Request:
Edit the listing below by replacing "Description with numbered items" with "Numbered description" wherever it occurs, leaving everything else unchanged.

Given entries:
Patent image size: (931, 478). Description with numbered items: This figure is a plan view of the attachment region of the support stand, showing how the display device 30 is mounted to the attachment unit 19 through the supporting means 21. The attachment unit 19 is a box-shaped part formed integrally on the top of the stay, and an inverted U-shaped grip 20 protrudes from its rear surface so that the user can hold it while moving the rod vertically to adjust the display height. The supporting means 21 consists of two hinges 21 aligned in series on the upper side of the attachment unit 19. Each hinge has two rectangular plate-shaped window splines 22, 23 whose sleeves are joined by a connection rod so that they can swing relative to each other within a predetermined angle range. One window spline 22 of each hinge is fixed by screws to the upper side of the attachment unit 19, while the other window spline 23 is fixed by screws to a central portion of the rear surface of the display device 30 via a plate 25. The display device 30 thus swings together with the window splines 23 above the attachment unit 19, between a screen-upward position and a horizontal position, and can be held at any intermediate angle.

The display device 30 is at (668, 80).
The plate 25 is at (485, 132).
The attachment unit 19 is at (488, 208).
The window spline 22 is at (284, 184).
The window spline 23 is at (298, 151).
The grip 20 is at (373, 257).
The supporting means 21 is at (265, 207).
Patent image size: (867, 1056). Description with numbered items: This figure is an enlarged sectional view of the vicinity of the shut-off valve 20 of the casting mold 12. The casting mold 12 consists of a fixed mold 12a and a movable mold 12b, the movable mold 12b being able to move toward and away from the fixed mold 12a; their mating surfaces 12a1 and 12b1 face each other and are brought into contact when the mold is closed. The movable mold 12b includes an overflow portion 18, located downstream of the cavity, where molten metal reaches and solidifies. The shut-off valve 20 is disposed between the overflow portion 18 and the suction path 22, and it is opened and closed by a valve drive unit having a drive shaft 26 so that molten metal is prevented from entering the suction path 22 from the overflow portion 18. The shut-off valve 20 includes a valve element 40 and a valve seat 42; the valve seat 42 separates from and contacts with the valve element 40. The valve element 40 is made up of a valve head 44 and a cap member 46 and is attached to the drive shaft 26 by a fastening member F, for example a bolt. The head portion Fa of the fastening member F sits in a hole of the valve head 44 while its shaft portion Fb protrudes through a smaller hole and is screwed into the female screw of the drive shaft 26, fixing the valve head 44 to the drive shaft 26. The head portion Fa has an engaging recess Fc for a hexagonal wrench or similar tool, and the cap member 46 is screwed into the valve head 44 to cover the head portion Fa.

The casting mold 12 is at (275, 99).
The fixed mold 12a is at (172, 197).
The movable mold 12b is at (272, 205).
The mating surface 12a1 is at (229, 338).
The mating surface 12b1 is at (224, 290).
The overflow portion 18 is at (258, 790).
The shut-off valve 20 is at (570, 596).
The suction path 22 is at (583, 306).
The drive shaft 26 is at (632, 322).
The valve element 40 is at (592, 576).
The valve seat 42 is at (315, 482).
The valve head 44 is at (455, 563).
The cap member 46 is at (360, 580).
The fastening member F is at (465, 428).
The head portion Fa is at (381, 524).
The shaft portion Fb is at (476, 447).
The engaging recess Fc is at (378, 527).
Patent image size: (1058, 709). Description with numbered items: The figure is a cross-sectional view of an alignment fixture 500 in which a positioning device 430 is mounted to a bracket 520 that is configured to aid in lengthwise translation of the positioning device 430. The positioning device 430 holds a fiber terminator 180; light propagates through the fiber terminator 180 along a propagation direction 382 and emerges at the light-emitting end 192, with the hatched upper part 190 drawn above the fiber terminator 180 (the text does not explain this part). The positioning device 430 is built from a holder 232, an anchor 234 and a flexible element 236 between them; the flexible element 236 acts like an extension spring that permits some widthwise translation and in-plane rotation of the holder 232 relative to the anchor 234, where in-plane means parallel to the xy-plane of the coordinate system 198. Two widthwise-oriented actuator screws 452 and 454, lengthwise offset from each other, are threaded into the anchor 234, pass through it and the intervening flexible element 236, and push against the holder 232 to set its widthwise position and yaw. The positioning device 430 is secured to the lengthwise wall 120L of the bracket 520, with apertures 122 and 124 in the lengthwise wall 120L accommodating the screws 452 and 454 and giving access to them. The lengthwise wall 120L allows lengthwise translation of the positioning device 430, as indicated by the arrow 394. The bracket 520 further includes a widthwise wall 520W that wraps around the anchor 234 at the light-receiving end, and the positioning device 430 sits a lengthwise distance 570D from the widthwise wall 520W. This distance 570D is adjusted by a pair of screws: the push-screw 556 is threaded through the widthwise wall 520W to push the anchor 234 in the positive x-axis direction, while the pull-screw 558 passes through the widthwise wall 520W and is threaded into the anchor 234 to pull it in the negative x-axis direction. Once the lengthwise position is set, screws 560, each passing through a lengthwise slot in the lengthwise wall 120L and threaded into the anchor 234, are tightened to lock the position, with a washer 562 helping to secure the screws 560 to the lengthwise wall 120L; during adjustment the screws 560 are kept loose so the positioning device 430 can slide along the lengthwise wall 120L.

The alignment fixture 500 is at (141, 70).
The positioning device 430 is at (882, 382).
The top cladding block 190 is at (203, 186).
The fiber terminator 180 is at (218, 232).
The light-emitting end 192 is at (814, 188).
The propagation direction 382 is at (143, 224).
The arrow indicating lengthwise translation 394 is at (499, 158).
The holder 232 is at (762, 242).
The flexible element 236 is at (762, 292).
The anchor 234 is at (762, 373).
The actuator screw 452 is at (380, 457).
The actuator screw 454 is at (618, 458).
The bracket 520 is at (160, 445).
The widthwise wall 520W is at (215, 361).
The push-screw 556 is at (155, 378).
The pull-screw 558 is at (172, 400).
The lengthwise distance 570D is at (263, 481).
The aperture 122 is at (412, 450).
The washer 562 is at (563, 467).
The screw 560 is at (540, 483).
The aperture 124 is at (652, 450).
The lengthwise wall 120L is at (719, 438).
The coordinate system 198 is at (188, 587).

Output below:
Patent image size: (931, 478). Numbered description: This figure is a plan view of the attachment region of the support stand, showing how the display device 30 is mounted to the attachment unit 19 through the supporting means 21. The attachment unit 19 is a box-shaped part formed integrally on the top of the stay, and an inverted U-shaped grip 20 protrudes from its rear surface so that the user can hold it while moving the rod vertically to adjust the display height. The supporting means 21 consists of two hinges 21 aligned in series on the upper side of the attachment unit 19. Each hinge has two rectangular plate-shaped window splines 22, 23 whose sleeves are joined by a connection rod so that they can swing relative to each other within a predetermined angle range. One window spline 22 of each hinge is fixed by screws to the upper side of the attachment unit 19, while the other window spline 23 is fixed by screws to a central portion of the rear surface of the display device 30 via a plate 25. The display device 30 thus swings together with the window splines 23 above the attachment unit 19, between a screen-upward position and a horizontal position, and can be held at any intermediate angle.

The display device 30 is at (668, 80).
The plate 25 is at (485, 132).
The attachment unit 19 is at (488, 208).
The window spline 22 is at (284, 184).
The window spline 23 is at (298, 151).
The grip 20 is at (373, 257).
The supporting means 21 is at (265, 207).
Patent image size: (867, 1056). Numbered description: This figure is an enlarged sectional view of the vicinity of the shut-off valve 20 of the casting mold 12. The casting mold 12 consists of a fixed mold 12a and a movable mold 12b, the movable mold 12b being able to move toward and away from the fixed mold 12a; their mating surfaces 12a1 and 12b1 face each other and are brought into contact when the mold is closed. The movable mold 12b includes an overflow portion 18, located downstream of the cavity, where molten metal reaches and solidifies. The shut-off valve 20 is disposed between the overflow portion 18 and the suction path 22, and it is opened and closed by a valve drive unit having a drive shaft 26 so that molten metal is prevented from entering the suction path 22 from the overflow portion 18. The shut-off valve 20 includes a valve element 40 and a valve seat 42; the valve seat 42 separates from and contacts with the valve element 40. The valve element 40 is made up of a valve head 44 and a cap member 46 and is attached to the drive shaft 26 by a fastening member F, for example a bolt. The head portion Fa of the fastening member F sits in a hole of the valve head 44 while its shaft portion Fb protrudes through a smaller hole and is screwed into the female screw of the drive shaft 26, fixing the valve head 44 to the drive shaft 26. The head portion Fa has an engaging recess Fc for a hexagonal wrench or similar tool, and the cap member 46 is screwed into the valve head 44 to cover the head portion Fa.

The casting mold 12 is at (275, 99).
The fixed mold 12a is at (172, 197).
The movable mold 12b is at (272, 205).
The mating surface 12a1 is at (229, 338).
The mating surface 12b1 is at (224, 290).
The overflow portion 18 is at (258, 790).
The shut-off valve 20 is at (570, 596).
The suction path 22 is at (583, 306).
The drive shaft 26 is at (632, 322).
The valve element 40 is at (592, 576).
The valve seat 42 is at (315, 482).
The valve head 44 is at (455, 563).
The cap member 46 is at (360, 580).
The fastening member F is at (465, 428).
The head portion Fa is at (381, 524).
The shaft portion Fb is at (476, 447).
The engaging recess Fc is at (378, 527).
Patent image size: (1058, 709). Numbered description: The figure is a cross-sectional view of an alignment fixture 500 in which a positioning device 430 is mounted to a bracket 520 that is configured to aid in lengthwise translation of the positioning device 430. The positioning device 430 holds a fiber terminator 180; light propagates through the fiber terminator 180 along a propagation direction 382 and emerges at the light-emitting end 192, with the hatched upper part 190 drawn above the fiber terminator 180 (the text does not explain this part). The positioning device 430 is built from a holder 232, an anchor 234 and a flexible element 236 between them; the flexible element 236 acts like an extension spring that permits some widthwise translation and in-plane rotation of the holder 232 relative to the anchor 234, where in-plane means parallel to the xy-plane of the coordinate system 198. Two widthwise-oriented actuator screws 452 and 454, lengthwise offset from each other, are threaded into the anchor 234, pass through it and the intervening flexible element 236, and push against the holder 232 to set its widthwise position and yaw. The positioning device 430 is secured to the lengthwise wall 120L of the bracket 520, with apertures 122 and 124 in the lengthwise wall 120L accommodating the screws 452 and 454 and giving access to them. The lengthwise wall 120L allows lengthwise translation of the positioning device 430, as indicated by the arrow 394. The bracket 520 further includes a widthwise wall 520W that wraps around the anchor 234 at the light-receiving end, and the positioning device 430 sits a lengthwise distance 570D from the widthwise wall 520W. This distance 570D is adjusted by a pair of screws: the push-screw 556 is threaded through the widthwise wall 520W to push the anchor 234 in the positive x-axis direction, while the pull-screw 558 passes through the widthwise wall 520W and is threaded into the anchor 234 to pull it in the negative x-axis direction. Once the lengthwise position is set, screws 560, each passing through a lengthwise slot in the lengthwise wall 120L and threaded into the anchor 234, are tightened to lock the position, with a washer 562 helping to secure the screws 560 to the lengthwise wall 120L; during adjustment the screws 560 are kept loose so the positioning device 430 can slide along the lengthwise wall 120L.

The alignment fixture 500 is at (141, 70).
The positioning device 430 is at (882, 382).
The top cladding block 190 is at (203, 186).
The fiber terminator 180 is at (218, 232).
The light-emitting end 192 is at (814, 188).
The propagation direction 382 is at (143, 224).
The arrow indicating lengthwise translation 394 is at (499, 158).
The holder 232 is at (762, 242).
The flexible element 236 is at (762, 292).
The anchor 234 is at (762, 373).
The actuator screw 452 is at (380, 457).
The actuator screw 454 is at (618, 458).
The bracket 520 is at (160, 445).
The widthwise wall 520W is at (215, 361).
The push-screw 556 is at (155, 378).
The pull-screw 558 is at (172, 400).
The lengthwise distance 570D is at (263, 481).
The aperture 122 is at (412, 450).
The washer 562 is at (563, 467).
The screw 560 is at (540, 483).
The aperture 124 is at (652, 450).
The lengthwise wall 120L is at (719, 438).
The coordinate system 198 is at (188, 587).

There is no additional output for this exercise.